* _To do_
Look through the records and copy each line with the string "können" in it.

* _Information supplied_
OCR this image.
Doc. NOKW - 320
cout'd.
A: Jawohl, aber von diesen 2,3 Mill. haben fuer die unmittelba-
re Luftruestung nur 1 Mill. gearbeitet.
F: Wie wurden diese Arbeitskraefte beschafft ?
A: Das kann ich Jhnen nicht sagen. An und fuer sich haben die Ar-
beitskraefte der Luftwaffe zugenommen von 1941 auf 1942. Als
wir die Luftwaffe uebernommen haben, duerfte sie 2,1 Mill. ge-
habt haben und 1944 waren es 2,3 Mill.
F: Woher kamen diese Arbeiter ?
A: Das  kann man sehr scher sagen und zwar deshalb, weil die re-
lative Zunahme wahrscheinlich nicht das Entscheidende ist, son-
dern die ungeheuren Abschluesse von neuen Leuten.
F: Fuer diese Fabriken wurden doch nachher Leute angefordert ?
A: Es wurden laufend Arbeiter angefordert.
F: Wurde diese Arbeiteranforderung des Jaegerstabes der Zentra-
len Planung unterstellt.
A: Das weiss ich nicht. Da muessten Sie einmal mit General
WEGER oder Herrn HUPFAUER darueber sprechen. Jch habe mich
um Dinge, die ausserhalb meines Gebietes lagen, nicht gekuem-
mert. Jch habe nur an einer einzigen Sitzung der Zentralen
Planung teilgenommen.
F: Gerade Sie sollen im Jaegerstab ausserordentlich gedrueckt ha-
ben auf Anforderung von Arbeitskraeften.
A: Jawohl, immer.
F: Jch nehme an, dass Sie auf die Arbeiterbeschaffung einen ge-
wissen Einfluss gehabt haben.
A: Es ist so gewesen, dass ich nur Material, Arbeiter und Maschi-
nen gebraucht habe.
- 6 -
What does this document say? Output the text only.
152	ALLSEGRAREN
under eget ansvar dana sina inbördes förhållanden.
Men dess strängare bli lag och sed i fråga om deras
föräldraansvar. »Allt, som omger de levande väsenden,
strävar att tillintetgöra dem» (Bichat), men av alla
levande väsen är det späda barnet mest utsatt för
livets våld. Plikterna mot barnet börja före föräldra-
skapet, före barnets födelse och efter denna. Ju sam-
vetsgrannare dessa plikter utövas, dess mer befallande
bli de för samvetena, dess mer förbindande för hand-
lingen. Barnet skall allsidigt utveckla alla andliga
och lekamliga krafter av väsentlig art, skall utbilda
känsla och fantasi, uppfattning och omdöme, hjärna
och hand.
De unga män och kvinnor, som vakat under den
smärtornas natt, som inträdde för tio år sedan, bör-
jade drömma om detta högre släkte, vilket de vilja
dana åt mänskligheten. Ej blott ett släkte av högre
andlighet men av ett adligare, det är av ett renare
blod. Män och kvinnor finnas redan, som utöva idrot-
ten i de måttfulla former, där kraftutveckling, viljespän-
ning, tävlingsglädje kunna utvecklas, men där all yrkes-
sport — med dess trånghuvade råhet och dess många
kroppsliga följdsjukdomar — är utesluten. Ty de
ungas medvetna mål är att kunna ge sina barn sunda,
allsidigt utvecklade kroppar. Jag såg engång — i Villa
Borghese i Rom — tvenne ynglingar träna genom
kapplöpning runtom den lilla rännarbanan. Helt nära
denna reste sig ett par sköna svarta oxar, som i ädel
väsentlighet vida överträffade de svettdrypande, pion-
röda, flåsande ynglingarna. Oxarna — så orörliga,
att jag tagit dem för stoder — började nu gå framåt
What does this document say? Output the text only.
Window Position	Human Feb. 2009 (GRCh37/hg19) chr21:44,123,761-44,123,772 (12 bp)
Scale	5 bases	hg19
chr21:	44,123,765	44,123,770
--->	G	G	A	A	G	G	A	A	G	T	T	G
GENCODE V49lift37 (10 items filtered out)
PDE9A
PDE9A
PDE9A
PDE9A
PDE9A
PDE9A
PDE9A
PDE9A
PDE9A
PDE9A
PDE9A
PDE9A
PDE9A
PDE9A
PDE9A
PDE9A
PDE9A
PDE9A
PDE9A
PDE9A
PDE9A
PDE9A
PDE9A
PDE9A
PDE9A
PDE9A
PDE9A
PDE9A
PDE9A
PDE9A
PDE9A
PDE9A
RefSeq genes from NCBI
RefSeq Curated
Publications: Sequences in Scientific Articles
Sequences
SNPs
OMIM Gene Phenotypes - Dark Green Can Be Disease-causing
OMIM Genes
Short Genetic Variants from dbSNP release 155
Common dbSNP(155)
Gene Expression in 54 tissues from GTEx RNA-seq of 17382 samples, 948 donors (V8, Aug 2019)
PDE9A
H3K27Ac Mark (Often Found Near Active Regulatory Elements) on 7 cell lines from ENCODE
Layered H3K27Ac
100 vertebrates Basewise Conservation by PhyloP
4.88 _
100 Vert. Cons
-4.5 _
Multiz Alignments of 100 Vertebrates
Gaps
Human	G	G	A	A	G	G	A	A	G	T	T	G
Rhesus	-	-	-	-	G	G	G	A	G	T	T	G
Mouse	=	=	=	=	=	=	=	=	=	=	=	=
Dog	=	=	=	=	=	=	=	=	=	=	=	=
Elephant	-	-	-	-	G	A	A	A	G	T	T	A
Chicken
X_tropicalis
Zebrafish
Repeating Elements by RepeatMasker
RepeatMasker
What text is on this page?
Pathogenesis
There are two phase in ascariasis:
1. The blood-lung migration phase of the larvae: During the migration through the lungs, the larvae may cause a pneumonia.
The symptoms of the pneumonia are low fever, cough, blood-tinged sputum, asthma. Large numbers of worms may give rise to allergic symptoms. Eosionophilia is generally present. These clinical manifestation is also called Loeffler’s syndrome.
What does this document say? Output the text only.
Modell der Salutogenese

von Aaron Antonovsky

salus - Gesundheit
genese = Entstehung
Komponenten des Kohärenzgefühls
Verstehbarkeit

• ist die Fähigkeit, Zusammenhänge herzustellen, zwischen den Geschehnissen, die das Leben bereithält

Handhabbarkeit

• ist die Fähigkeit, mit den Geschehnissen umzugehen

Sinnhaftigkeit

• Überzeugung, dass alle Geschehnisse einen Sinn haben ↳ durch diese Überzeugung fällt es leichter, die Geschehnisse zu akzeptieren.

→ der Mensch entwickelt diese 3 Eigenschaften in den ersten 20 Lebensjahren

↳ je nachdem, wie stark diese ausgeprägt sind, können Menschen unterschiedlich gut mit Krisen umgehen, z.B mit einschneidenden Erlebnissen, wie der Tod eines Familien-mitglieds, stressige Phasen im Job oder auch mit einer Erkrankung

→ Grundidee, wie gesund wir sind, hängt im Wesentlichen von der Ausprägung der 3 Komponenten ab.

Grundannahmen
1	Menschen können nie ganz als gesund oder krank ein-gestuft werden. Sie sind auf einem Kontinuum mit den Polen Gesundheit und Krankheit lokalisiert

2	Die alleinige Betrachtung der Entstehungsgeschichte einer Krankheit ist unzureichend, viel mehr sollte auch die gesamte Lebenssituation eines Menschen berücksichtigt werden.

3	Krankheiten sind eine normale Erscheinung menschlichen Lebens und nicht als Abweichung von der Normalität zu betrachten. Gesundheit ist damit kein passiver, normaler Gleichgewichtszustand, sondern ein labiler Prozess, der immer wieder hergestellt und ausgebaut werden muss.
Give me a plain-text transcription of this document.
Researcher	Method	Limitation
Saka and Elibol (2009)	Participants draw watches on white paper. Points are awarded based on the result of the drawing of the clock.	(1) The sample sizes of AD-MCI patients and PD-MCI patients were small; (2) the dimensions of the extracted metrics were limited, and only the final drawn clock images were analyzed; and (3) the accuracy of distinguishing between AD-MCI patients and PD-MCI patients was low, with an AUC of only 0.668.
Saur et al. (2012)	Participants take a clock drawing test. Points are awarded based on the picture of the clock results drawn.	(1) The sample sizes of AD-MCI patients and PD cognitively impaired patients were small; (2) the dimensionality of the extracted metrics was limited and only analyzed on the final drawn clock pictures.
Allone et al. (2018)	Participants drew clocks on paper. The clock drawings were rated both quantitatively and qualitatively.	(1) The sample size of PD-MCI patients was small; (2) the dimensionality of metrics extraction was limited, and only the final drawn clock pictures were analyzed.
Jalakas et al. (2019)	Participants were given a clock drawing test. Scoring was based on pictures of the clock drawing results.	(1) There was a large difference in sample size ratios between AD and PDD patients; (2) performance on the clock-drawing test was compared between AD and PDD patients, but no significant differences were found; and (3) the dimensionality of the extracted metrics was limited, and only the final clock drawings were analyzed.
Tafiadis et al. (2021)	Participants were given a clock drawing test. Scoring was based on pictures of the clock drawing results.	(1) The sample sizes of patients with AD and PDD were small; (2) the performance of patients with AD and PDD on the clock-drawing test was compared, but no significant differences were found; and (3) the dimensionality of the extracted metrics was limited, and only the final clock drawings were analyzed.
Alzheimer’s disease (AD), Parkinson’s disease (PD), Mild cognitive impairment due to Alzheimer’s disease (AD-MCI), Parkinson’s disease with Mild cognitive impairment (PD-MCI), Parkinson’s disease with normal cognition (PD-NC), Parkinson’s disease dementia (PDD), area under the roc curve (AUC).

* _Your response_
↳ je nachdem, wie stark diese ausgeprägt sind, können Menschen unterschiedlich gut mit Krisen umgehen, z.B mit einschneidenden Erlebnissen, wie der Tod eines Familien-mitglieds, stressige Phasen im Job oder auch mit einer Erkrankung
1	Menschen können nie ganz als gesund oder krank ein-gestuft werden. Sie sind auf einem Kontinuum mit den Polen Gesundheit und Krankheit lokalisiert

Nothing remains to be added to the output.